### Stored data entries
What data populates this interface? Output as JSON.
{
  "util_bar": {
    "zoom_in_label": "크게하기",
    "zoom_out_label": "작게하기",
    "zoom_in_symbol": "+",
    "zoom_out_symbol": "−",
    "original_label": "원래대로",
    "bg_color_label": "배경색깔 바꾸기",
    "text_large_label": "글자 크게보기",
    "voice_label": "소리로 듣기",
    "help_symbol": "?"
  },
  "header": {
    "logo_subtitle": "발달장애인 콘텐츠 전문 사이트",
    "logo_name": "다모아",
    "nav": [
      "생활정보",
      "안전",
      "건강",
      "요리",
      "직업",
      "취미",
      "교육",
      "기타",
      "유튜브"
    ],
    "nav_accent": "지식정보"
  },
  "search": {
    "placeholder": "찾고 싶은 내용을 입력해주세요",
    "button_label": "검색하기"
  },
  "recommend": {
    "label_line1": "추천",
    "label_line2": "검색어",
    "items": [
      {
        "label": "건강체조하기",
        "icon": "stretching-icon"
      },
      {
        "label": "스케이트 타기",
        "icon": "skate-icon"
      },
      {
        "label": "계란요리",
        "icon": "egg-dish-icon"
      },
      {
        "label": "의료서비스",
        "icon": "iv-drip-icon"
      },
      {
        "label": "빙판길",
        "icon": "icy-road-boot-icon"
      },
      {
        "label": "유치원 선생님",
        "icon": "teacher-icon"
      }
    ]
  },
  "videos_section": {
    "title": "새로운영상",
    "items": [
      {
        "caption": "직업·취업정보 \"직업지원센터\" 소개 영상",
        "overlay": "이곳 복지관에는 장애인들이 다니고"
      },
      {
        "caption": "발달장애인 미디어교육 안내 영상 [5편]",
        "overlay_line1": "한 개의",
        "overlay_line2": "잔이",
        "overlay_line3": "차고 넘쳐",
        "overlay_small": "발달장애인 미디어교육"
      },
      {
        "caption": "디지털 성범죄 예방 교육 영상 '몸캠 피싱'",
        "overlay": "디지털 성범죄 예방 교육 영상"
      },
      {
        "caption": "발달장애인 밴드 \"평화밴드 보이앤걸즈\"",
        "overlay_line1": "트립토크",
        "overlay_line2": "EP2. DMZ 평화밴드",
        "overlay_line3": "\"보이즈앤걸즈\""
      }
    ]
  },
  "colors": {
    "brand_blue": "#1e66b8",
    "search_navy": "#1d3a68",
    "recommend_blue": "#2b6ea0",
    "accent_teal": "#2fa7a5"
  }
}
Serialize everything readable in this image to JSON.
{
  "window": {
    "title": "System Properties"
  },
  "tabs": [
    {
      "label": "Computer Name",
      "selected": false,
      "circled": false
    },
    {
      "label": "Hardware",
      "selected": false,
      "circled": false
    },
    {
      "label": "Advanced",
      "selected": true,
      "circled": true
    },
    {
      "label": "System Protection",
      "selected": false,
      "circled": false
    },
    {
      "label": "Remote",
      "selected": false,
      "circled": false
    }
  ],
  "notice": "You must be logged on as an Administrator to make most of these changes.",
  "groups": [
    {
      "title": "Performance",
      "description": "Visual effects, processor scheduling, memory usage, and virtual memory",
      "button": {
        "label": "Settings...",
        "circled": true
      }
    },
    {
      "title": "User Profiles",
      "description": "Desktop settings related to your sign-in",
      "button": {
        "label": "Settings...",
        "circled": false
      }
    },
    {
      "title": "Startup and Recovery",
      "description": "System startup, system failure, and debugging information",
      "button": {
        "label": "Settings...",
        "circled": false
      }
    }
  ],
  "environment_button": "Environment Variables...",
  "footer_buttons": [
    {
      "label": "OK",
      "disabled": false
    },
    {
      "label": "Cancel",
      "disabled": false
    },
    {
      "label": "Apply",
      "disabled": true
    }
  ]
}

### What is needed
Type out the entries again, word for word.

### Exercise result
What data populates this interface? Output as JSON.
{
  "util_bar": {
    "zoom_in_label": "크게하기",
    "zoom_out_label": "작게하기",
    "zoom_in_symbol": "+",
    "zoom_out_symbol": "−",
    "original_label": "원래대로",
    "bg_color_label": "배경색깔 바꾸기",
    "text_large_label": "글자 크게보기",
    "voice_label": "소리로 듣기",
    "help_symbol": "?"
  },
  "header": {
    "logo_subtitle": "발달장애인 콘텐츠 전문 사이트",
    "logo_name": "다모아",
    "nav": [
      "생활정보",
      "안전",
      "건강",
      "요리",
      "직업",
      "취미",
      "교육",
      "기타",
      "유튜브"
    ],
    "nav_accent": "지식정보"
  },
  "search": {
    "placeholder": "찾고 싶은 내용을 입력해주세요",
    "button_label": "검색하기"
  },
  "recommend": {
    "label_line1": "추천",
    "label_line2": "검색어",
    "items": [
      {
        "label": "건강체조하기",
        "icon": "stretching-icon"
      },
      {
        "label": "스케이트 타기",
        "icon": "skate-icon"
      },
      {
        "label": "계란요리",
        "icon": "egg-dish-icon"
      },
      {
        "label": "의료서비스",
        "icon": "iv-drip-icon"
      },
      {
        "label": "빙판길",
        "icon": "icy-road-boot-icon"
      },
      {
        "label": "유치원 선생님",
        "icon": "teacher-icon"
      }
    ]
  },
  "videos_section": {
    "title": "새로운영상",
    "items": [
      {
        "caption": "직업·취업정보 \"직업지원센터\" 소개 영상",
        "overlay": "이곳 복지관에는 장애인들이 다니고"
      },
      {
        "caption": "발달장애인 미디어교육 안내 영상 [5편]",
        "overlay_line1": "한 개의",
        "overlay_line2": "잔이",
        "overlay_line3": "차고 넘쳐",
        "overlay_small": "발달장애인 미디어교육"
      },
      {
        "caption": "디지털 성범죄 예방 교육 영상 '몸캠 피싱'",
        "overlay": "디지털 성범죄 예방 교육 영상"
      },
      {
        "caption": "발달장애인 밴드 \"평화밴드 보이앤걸즈\"",
        "overlay_line1": "트립토크",
        "overlay_line2": "EP2. DMZ 평화밴드",
        "overlay_line3": "\"보이즈앤걸즈\""
      }
    ]
  },
  "colors": {
    "brand_blue": "#1e66b8",
    "search_navy": "#1d3a68",
    "recommend_blue": "#2b6ea0",
    "accent_teal": "#2fa7a5"
  }
}
Serialize everything readable in this image to JSON.
{
  "window": {
    "title": "System Properties"
  },
  "tabs": [
    {
      "label": "Computer Name",
      "selected": false,
      "circled": false
    },
    {
      "label": "Hardware",
      "selected": false,
      "circled": false
    },
    {
      "label": "Advanced",
      "selected": true,
      "circled": true
    },
    {
      "label": "System Protection",
      "selected": false,
      "circled": false
    },
    {
      "label": "Remote",
      "selected": false,
      "circled": false
    }
  ],
  "notice": "You must be logged on as an Administrator to make most of these changes.",
  "groups": [
    {
      "title": "Performance",
      "description": "Visual effects, processor scheduling, memory usage, and virtual memory",
      "button": {
        "label": "Settings...",
        "circled": true
      }
    },
    {
      "title": "User Profiles",
      "description": "Desktop settings related to your sign-in",
      "button": {
        "label": "Settings...",
        "circled": false
      }
    },
    {
      "title": "Startup and Recovery",
      "description": "System startup, system failure, and debugging information",
      "button": {
        "label": "Settings...",
        "circled": false
      }
    }
  ],
  "environment_button": "Environment Variables...",
  "footer_buttons": [
    {
      "label": "OK",
      "disabled": false
    },
    {
      "label": "Cancel",
      "disabled": false
    },
    {
      "label": "Apply",
      "disabled": true
    }
  ]
}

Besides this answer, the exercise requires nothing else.